[Entries from a dataset]
## Start

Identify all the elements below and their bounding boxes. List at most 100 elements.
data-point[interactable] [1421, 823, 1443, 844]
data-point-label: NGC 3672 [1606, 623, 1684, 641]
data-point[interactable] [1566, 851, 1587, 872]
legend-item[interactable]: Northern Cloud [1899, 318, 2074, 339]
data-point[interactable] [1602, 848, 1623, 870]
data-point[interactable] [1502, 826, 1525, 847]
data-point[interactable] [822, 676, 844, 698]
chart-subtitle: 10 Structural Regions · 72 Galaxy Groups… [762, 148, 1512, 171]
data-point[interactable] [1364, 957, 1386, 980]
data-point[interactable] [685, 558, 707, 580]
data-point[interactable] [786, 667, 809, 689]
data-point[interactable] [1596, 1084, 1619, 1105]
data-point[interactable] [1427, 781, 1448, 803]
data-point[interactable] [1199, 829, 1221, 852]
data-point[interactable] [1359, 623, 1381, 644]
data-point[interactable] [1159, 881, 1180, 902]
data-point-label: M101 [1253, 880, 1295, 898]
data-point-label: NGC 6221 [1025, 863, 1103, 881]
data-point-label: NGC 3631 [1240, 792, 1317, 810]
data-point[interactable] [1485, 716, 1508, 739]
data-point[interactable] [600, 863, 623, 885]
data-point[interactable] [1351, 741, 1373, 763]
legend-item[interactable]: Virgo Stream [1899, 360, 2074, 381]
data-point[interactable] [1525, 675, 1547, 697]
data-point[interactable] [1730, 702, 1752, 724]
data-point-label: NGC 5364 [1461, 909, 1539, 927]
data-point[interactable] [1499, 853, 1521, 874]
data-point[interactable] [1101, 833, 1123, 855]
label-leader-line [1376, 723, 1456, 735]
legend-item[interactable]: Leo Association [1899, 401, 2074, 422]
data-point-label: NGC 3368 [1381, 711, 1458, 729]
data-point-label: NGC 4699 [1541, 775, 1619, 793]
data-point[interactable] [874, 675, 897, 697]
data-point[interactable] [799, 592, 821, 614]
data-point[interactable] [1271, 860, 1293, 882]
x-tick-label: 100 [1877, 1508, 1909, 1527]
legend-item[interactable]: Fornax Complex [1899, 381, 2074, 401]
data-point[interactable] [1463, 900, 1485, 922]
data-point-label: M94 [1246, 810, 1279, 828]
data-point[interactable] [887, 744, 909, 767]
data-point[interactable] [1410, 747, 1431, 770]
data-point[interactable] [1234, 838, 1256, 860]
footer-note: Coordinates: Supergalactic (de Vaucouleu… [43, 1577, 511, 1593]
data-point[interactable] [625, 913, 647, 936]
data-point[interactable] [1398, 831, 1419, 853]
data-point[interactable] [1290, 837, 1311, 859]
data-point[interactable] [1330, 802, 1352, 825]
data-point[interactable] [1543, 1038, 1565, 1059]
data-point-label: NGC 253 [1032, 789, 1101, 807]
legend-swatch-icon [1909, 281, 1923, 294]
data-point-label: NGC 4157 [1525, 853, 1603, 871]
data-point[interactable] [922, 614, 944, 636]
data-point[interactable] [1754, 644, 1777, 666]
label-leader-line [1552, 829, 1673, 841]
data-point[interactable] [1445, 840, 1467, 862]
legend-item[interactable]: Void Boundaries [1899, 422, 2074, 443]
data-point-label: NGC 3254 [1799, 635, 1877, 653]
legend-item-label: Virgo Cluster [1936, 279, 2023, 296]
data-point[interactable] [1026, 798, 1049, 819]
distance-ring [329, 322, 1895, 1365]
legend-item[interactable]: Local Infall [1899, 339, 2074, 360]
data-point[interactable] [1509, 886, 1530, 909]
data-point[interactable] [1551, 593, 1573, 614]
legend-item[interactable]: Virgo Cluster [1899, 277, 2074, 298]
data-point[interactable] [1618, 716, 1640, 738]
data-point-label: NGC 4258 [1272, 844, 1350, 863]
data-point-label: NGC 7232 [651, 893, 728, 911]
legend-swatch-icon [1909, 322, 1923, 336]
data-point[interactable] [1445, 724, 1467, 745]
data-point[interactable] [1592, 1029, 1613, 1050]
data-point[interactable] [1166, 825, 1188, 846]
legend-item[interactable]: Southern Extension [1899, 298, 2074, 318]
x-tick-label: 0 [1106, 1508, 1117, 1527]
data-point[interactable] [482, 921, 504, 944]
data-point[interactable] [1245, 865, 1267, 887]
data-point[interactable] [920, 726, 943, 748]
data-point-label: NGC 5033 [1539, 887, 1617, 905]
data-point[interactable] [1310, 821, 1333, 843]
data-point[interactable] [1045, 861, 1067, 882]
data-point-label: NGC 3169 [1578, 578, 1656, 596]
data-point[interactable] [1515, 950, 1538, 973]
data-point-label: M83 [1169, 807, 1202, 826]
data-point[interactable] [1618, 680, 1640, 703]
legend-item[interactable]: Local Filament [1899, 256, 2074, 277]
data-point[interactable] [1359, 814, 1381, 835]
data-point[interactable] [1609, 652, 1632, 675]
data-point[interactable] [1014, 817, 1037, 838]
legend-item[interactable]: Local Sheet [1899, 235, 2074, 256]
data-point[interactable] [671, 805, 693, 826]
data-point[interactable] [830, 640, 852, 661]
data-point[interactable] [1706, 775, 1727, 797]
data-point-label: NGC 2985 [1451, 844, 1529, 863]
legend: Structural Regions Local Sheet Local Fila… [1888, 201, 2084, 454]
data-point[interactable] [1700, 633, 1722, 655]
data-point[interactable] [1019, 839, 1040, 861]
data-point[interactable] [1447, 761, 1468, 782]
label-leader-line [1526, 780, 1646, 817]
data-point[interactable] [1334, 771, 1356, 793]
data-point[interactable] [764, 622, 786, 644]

## End

■ Challenge
Reproduce every entry above word for word, leaving each line unchanged.

■ Output of the exercise
Identify all the elements below and their bounding boxes. List at most 100 elements.
data-point[interactable] [1421, 823, 1443, 844]
data-point-label: NGC 3672 [1606, 623, 1684, 641]
data-point[interactable] [1566, 851, 1587, 872]
legend-item[interactable]: Northern Cloud [1899, 318, 2074, 339]
data-point[interactable] [1602, 848, 1623, 870]
data-point[interactable] [1502, 826, 1525, 847]
data-point[interactable] [822, 676, 844, 698]
chart-subtitle: 10 Structural Regions · 72 Galaxy Groups… [762, 148, 1512, 171]
data-point[interactable] [1364, 957, 1386, 980]
data-point[interactable] [685, 558, 707, 580]
data-point[interactable] [786, 667, 809, 689]
data-point[interactable] [1596, 1084, 1619, 1105]
data-point[interactable] [1427, 781, 1448, 803]
data-point[interactable] [1199, 829, 1221, 852]
data-point[interactable] [1359, 623, 1381, 644]
data-point[interactable] [1159, 881, 1180, 902]
data-point-label: M101 [1253, 880, 1295, 898]
data-point-label: NGC 6221 [1025, 863, 1103, 881]
data-point-label: NGC 3631 [1240, 792, 1317, 810]
data-point[interactable] [1485, 716, 1508, 739]
data-point[interactable] [600, 863, 623, 885]
data-point[interactable] [1351, 741, 1373, 763]
legend-item[interactable]: Virgo Stream [1899, 360, 2074, 381]
data-point[interactable] [1525, 675, 1547, 697]
data-point[interactable] [1730, 702, 1752, 724]
data-point-label: NGC 5364 [1461, 909, 1539, 927]
data-point[interactable] [1499, 853, 1521, 874]
data-point[interactable] [1101, 833, 1123, 855]
label-leader-line [1376, 723, 1456, 735]
legend-item[interactable]: Leo Association [1899, 401, 2074, 422]
data-point-label: NGC 3368 [1381, 711, 1458, 729]
data-point-label: NGC 4699 [1541, 775, 1619, 793]
data-point[interactable] [874, 675, 897, 697]
data-point[interactable] [799, 592, 821, 614]
data-point[interactable] [1271, 860, 1293, 882]
x-tick-label: 100 [1877, 1508, 1909, 1527]
legend-item[interactable]: Fornax Complex [1899, 381, 2074, 401]
data-point[interactable] [1463, 900, 1485, 922]
data-point-label: M94 [1246, 810, 1279, 828]
data-point[interactable] [887, 744, 909, 767]
data-point[interactable] [1410, 747, 1431, 770]
data-point[interactable] [1234, 838, 1256, 860]
footer-note: Coordinates: Supergalactic (de Vaucouleu… [43, 1577, 511, 1593]
data-point[interactable] [625, 913, 647, 936]
data-point[interactable] [1398, 831, 1419, 853]
data-point[interactable] [1290, 837, 1311, 859]
data-point[interactable] [1330, 802, 1352, 825]
data-point[interactable] [1543, 1038, 1565, 1059]
data-point-label: NGC 253 [1032, 789, 1101, 807]
legend-swatch-icon [1909, 281, 1923, 294]
data-point-label: NGC 4157 [1525, 853, 1603, 871]
data-point[interactable] [922, 614, 944, 636]
data-point[interactable] [1754, 644, 1777, 666]
label-leader-line [1552, 829, 1673, 841]
data-point[interactable] [1445, 840, 1467, 862]
legend-item[interactable]: Void Boundaries [1899, 422, 2074, 443]
data-point-label: NGC 3254 [1799, 635, 1877, 653]
legend-item-label: Virgo Cluster [1936, 279, 2023, 296]
data-point[interactable] [1026, 798, 1049, 819]
distance-ring [329, 322, 1895, 1365]
legend-item[interactable]: Local Infall [1899, 339, 2074, 360]
data-point[interactable] [1509, 886, 1530, 909]
data-point[interactable] [1551, 593, 1573, 614]
legend-item[interactable]: Virgo Cluster [1899, 277, 2074, 298]
data-point[interactable] [1618, 716, 1640, 738]
data-point-label: NGC 4258 [1272, 844, 1350, 863]
data-point-label: NGC 7232 [651, 893, 728, 911]
legend-swatch-icon [1909, 322, 1923, 336]
data-point[interactable] [1445, 724, 1467, 745]
data-point[interactable] [1592, 1029, 1613, 1050]
data-point[interactable] [1166, 825, 1188, 846]
legend-item[interactable]: Southern Extension [1899, 298, 2074, 318]
x-tick-label: 0 [1106, 1508, 1117, 1527]
data-point[interactable] [482, 921, 504, 944]
data-point[interactable] [1245, 865, 1267, 887]
data-point[interactable] [920, 726, 943, 748]
data-point-label: NGC 5033 [1539, 887, 1617, 905]
data-point[interactable] [1310, 821, 1333, 843]
data-point[interactable] [1045, 861, 1067, 882]
data-point-label: NGC 3169 [1578, 578, 1656, 596]
data-point[interactable] [1515, 950, 1538, 973]
data-point-label: M83 [1169, 807, 1202, 826]
data-point[interactable] [1618, 680, 1640, 703]
legend-item[interactable]: Local Filament [1899, 256, 2074, 277]
data-point[interactable] [1359, 814, 1381, 835]
data-point[interactable] [1609, 652, 1632, 675]
data-point[interactable] [1014, 817, 1037, 838]
legend-item[interactable]: Local Sheet [1899, 235, 2074, 256]
data-point[interactable] [671, 805, 693, 826]
data-point[interactable] [830, 640, 852, 661]
data-point[interactable] [1706, 775, 1727, 797]
data-point-label: NGC 2985 [1451, 844, 1529, 863]
legend: Structural Regions Local Sheet Local Fila… [1888, 201, 2084, 454]
data-point[interactable] [1700, 633, 1722, 655]
data-point[interactable] [1019, 839, 1040, 861]
data-point[interactable] [1447, 761, 1468, 782]
label-leader-line [1526, 780, 1646, 817]
data-point[interactable] [1334, 771, 1356, 793]
data-point[interactable] [764, 622, 786, 644]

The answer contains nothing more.